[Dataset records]
--------

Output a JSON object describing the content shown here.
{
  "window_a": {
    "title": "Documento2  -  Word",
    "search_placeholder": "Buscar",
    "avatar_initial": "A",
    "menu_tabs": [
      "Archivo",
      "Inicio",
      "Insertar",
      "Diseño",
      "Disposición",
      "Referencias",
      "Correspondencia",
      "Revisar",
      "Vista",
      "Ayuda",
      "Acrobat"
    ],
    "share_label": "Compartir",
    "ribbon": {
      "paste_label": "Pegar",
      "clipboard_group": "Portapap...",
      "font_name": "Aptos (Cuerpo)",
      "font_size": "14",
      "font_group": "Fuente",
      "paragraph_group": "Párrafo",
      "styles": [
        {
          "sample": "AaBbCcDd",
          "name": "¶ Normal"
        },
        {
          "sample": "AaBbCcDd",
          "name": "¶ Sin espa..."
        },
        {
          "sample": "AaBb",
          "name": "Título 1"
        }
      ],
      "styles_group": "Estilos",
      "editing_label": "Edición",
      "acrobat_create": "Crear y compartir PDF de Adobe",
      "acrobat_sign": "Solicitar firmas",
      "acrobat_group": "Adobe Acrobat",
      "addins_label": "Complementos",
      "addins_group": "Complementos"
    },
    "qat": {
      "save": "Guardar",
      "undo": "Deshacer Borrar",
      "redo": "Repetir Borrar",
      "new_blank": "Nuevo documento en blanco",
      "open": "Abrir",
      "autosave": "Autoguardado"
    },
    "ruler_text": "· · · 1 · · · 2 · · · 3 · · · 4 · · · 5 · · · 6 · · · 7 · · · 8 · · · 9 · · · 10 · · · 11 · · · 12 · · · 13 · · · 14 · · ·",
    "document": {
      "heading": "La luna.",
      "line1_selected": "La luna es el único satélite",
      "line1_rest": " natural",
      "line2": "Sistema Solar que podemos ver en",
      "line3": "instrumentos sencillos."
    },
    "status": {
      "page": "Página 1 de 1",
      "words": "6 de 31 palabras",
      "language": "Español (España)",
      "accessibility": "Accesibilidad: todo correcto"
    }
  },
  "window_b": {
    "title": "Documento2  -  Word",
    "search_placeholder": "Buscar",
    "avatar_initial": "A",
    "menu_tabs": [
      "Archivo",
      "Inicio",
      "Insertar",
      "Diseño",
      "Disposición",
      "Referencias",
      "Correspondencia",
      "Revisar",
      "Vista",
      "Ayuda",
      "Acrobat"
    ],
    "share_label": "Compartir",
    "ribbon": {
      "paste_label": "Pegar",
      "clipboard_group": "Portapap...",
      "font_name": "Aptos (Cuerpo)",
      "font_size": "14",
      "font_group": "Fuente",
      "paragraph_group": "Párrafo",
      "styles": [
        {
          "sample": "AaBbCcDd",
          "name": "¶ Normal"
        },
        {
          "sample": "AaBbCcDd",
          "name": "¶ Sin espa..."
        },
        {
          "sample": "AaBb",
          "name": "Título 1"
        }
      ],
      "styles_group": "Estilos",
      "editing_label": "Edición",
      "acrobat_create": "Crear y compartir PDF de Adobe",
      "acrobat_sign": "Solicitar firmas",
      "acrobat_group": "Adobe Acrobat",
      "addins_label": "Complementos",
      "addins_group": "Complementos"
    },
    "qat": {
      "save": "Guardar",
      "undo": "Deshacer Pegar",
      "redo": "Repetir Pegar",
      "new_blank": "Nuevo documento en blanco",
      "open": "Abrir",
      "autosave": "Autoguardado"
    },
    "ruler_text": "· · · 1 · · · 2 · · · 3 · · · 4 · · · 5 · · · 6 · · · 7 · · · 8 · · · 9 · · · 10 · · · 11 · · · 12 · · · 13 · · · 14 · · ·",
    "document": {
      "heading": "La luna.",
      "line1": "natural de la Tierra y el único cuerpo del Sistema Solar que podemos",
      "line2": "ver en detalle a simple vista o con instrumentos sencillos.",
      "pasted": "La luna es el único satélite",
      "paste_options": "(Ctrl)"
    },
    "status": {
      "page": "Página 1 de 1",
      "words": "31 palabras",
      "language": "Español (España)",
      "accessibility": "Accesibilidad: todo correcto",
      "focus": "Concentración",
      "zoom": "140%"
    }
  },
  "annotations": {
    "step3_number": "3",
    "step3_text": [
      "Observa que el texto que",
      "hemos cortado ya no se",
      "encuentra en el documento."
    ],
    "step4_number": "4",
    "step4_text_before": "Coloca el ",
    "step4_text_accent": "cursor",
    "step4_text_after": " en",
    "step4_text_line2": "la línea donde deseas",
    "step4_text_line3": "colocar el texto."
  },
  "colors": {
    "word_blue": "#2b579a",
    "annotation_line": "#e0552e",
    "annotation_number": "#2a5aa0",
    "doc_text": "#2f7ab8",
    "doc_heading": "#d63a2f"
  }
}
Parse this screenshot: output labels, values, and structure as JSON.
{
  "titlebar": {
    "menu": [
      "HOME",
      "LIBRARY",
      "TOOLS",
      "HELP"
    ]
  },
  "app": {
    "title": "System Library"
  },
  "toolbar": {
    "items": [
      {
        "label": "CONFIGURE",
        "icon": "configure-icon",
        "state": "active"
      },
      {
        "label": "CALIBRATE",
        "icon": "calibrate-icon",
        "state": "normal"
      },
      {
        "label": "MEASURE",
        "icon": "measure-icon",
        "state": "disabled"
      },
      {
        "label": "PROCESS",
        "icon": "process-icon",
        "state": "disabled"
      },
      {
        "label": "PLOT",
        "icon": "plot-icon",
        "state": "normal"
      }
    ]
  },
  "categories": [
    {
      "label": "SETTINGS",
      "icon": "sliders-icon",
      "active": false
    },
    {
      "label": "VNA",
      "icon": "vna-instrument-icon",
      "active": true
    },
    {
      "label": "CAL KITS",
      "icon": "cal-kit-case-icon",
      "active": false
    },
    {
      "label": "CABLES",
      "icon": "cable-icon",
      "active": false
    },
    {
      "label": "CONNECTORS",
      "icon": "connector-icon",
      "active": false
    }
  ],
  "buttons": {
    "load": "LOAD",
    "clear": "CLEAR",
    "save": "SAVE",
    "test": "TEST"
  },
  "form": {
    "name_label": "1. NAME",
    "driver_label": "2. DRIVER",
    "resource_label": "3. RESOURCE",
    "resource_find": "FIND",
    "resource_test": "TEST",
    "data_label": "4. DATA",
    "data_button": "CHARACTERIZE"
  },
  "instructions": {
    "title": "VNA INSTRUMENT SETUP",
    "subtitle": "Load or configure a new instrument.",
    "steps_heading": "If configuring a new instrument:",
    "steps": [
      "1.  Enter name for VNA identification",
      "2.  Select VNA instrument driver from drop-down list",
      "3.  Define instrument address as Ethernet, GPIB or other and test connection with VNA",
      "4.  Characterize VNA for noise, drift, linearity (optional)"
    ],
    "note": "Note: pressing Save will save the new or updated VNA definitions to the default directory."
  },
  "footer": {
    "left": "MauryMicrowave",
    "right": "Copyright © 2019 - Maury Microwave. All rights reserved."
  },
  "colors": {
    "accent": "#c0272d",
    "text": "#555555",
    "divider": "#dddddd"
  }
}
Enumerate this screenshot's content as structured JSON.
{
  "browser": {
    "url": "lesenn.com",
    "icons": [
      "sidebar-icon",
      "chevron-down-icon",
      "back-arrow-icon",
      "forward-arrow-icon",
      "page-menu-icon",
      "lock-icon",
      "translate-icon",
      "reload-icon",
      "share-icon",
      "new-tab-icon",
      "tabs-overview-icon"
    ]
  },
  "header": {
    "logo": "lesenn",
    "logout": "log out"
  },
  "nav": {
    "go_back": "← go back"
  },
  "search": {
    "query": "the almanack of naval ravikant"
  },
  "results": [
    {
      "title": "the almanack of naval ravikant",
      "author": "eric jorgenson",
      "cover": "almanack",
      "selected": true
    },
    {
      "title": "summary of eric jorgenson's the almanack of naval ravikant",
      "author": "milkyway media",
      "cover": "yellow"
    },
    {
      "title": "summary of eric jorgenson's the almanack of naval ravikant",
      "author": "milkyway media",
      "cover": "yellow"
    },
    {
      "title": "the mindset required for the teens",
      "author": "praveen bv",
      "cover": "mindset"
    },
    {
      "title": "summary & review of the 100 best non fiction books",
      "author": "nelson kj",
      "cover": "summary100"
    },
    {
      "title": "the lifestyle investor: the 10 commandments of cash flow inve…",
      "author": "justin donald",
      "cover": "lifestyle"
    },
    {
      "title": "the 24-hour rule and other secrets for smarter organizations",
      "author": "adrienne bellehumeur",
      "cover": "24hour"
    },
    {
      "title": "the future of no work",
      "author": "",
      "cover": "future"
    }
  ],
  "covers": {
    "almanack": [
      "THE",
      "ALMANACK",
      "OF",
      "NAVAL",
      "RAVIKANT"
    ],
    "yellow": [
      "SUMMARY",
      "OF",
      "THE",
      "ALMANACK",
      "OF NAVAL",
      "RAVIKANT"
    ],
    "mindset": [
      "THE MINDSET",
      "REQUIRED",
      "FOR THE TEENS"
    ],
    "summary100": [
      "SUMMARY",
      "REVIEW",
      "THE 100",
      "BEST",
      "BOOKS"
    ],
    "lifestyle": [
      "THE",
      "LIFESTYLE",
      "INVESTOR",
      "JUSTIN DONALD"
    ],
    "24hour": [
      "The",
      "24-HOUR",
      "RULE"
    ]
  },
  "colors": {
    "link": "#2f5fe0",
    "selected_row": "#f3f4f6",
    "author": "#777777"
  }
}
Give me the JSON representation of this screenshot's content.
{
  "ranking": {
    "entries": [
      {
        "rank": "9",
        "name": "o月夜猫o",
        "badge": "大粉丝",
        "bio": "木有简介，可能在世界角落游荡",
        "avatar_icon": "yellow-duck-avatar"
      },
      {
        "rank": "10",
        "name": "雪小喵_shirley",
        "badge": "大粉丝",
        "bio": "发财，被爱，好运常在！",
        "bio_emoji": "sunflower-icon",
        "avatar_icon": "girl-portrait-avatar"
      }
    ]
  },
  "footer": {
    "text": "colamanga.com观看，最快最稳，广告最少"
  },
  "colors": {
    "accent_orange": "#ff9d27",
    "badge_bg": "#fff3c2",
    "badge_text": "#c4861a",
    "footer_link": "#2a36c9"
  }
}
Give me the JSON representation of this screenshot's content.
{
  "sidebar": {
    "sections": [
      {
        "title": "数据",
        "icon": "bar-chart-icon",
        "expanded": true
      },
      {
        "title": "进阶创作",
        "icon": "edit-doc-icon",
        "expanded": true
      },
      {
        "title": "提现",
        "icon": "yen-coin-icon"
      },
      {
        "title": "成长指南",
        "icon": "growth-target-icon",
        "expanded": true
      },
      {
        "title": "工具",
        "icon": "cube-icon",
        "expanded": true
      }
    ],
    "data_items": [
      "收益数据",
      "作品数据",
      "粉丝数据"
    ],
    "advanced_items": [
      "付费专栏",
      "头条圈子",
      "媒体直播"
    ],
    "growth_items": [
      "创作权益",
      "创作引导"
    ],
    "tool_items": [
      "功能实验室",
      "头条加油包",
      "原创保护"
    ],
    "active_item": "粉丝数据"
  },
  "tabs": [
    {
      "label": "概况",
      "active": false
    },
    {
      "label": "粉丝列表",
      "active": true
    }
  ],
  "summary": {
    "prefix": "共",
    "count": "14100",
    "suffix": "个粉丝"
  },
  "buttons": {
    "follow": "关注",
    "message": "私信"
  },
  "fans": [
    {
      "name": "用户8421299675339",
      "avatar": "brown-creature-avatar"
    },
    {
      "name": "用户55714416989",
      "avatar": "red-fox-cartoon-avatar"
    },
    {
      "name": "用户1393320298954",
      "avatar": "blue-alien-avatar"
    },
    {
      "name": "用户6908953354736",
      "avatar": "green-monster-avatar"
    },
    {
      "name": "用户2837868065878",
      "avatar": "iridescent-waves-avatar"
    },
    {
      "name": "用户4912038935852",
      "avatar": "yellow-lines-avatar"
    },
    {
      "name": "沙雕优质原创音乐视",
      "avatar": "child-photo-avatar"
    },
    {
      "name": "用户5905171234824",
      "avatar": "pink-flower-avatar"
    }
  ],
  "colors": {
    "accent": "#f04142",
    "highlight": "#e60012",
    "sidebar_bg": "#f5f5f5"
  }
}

--------

• TASK REQUIREMENTS
In how many lines of the data does the string "Borrar" appear? Give only the number.

• ANSWER BELOW
2